• **THE PROBLEM**
Look through the records below and collect all lines that hold the string "title".

(Data entries for graphics)

- - - -

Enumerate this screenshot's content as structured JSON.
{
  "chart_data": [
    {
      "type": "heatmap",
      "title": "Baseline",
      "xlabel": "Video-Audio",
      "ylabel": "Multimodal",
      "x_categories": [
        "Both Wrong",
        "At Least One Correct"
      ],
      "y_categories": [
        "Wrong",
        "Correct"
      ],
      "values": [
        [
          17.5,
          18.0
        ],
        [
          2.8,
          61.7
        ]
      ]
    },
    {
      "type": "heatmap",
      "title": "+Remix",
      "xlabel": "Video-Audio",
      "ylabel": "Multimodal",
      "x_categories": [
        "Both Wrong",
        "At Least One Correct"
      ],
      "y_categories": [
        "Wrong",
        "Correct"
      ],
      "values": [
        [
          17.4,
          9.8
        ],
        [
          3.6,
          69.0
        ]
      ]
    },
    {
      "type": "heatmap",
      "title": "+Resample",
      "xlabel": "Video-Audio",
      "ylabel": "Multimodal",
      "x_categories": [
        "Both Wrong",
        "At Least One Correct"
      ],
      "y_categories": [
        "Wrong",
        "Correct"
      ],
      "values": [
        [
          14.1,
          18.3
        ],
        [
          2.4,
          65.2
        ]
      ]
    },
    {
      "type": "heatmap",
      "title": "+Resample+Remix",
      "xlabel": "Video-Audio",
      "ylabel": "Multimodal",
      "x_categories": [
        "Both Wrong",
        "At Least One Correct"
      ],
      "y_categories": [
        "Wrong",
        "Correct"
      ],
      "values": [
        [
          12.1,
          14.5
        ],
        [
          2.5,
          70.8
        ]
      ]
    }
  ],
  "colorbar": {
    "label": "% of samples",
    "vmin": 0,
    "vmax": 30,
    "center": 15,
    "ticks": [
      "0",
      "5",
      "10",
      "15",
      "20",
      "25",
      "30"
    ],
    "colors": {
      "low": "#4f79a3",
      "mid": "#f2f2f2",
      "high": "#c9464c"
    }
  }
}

- - - -

• **SOLUTION TO THIS TASK**
      "title": "Baseline",
      "title": "+Remix",
      "title": "+Resample",
      "title": "+Resample+Remix",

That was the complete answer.